-- START Given records --
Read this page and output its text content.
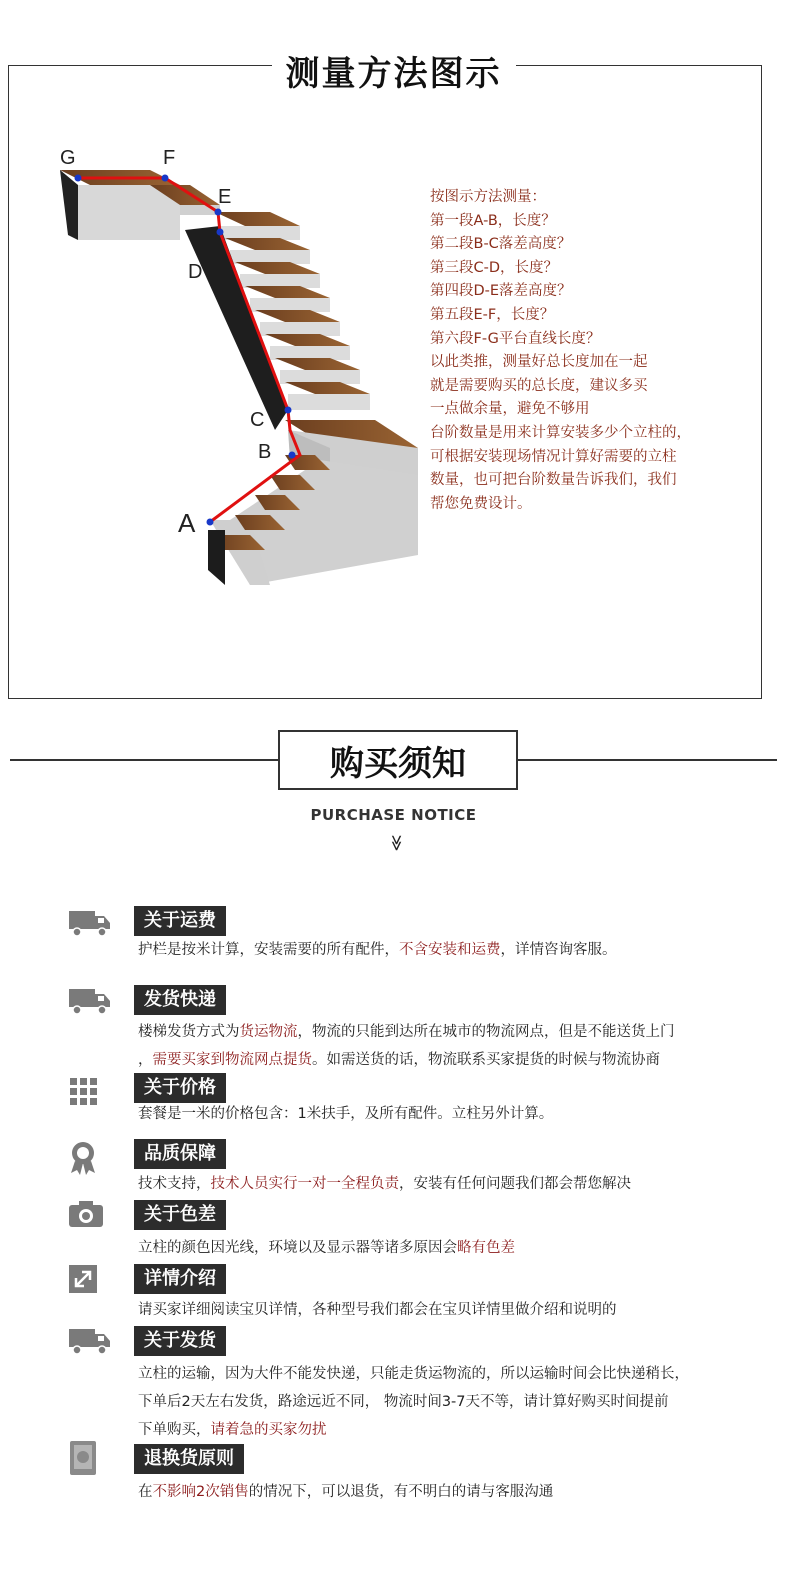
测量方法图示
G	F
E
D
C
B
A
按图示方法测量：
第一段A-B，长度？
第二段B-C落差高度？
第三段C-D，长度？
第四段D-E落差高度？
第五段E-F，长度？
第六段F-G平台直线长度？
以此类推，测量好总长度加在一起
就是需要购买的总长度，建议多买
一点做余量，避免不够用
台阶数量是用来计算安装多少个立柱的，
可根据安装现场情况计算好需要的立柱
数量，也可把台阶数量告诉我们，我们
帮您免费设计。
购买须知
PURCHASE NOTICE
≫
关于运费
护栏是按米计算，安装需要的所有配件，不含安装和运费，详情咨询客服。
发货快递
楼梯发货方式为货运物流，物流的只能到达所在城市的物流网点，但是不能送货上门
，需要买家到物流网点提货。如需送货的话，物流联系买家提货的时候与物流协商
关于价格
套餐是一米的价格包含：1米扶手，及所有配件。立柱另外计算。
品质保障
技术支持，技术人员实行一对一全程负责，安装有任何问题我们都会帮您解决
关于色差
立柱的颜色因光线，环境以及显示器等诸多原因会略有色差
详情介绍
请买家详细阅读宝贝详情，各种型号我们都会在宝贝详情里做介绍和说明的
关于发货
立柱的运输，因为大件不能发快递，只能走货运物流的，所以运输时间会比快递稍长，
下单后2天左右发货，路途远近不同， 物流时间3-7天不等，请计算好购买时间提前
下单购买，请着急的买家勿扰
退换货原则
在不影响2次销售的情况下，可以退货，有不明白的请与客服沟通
-- END Given records --
-- START Given records --
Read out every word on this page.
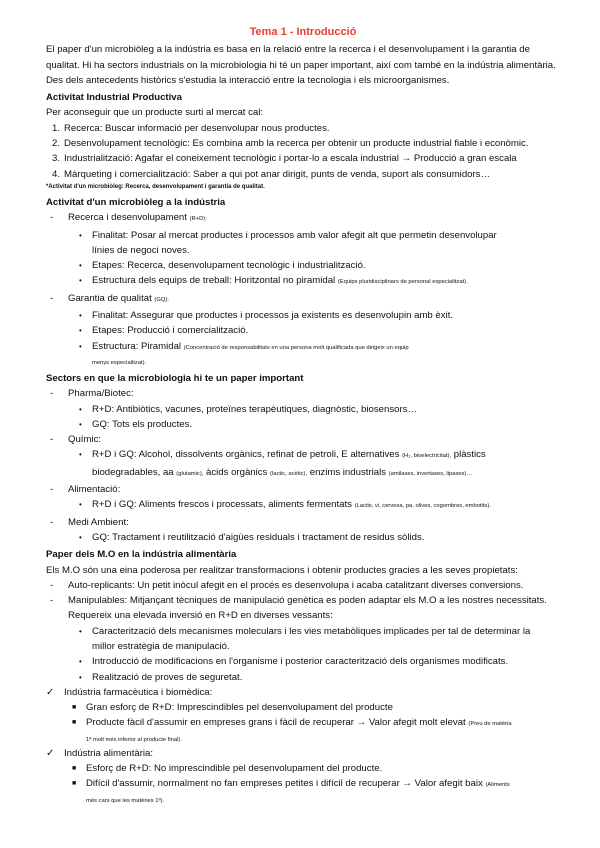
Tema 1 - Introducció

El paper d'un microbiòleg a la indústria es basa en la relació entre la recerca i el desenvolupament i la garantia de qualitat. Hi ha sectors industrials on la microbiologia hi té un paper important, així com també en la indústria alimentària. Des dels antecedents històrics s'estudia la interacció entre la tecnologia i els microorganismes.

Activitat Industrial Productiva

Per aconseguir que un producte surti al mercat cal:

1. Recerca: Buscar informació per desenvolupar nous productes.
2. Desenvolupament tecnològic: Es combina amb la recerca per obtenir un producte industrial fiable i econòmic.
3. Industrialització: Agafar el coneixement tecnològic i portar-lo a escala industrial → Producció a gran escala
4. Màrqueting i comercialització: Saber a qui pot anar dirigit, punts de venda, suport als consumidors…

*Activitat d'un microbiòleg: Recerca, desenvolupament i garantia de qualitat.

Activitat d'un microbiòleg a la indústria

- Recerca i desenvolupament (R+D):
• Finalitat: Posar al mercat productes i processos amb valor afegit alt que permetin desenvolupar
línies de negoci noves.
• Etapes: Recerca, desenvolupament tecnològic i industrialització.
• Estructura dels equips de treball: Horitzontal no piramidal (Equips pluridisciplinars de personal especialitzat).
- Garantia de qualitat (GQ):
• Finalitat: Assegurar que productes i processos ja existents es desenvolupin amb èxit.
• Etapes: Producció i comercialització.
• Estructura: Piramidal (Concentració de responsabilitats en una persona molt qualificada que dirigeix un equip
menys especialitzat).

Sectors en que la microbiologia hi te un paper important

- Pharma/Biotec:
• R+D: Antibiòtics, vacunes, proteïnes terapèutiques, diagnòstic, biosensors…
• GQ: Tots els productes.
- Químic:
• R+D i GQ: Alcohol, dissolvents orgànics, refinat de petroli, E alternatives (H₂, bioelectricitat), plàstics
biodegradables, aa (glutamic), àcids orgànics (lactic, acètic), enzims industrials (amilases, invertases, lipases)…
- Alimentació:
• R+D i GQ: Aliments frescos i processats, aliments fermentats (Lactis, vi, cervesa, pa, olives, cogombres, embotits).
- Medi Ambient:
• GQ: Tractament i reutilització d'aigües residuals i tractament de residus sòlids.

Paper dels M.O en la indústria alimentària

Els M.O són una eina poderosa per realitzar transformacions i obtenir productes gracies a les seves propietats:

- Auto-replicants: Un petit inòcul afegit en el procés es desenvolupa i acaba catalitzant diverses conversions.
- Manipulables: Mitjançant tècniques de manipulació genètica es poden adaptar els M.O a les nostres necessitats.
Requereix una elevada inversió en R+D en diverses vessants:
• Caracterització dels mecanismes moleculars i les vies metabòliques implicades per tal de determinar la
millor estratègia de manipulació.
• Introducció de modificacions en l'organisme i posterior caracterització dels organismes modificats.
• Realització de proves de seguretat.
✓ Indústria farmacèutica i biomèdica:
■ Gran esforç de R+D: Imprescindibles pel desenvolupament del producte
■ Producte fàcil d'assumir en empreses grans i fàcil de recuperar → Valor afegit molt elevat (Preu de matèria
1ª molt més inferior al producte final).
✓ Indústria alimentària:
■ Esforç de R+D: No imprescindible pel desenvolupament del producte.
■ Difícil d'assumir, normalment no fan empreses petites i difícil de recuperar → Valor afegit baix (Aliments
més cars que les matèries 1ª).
-- END Given records --
Work required:
Identify the lines above with the word "recuperar". Copy them.

Problem solution:
■ Producte fàcil d'assumir en empreses grans i fàcil de recuperar → Valor afegit molt elevat (Preu de matèria
■ Difícil d'assumir, normalment no fan empreses petites i difícil de recuperar → Valor afegit baix (Aliments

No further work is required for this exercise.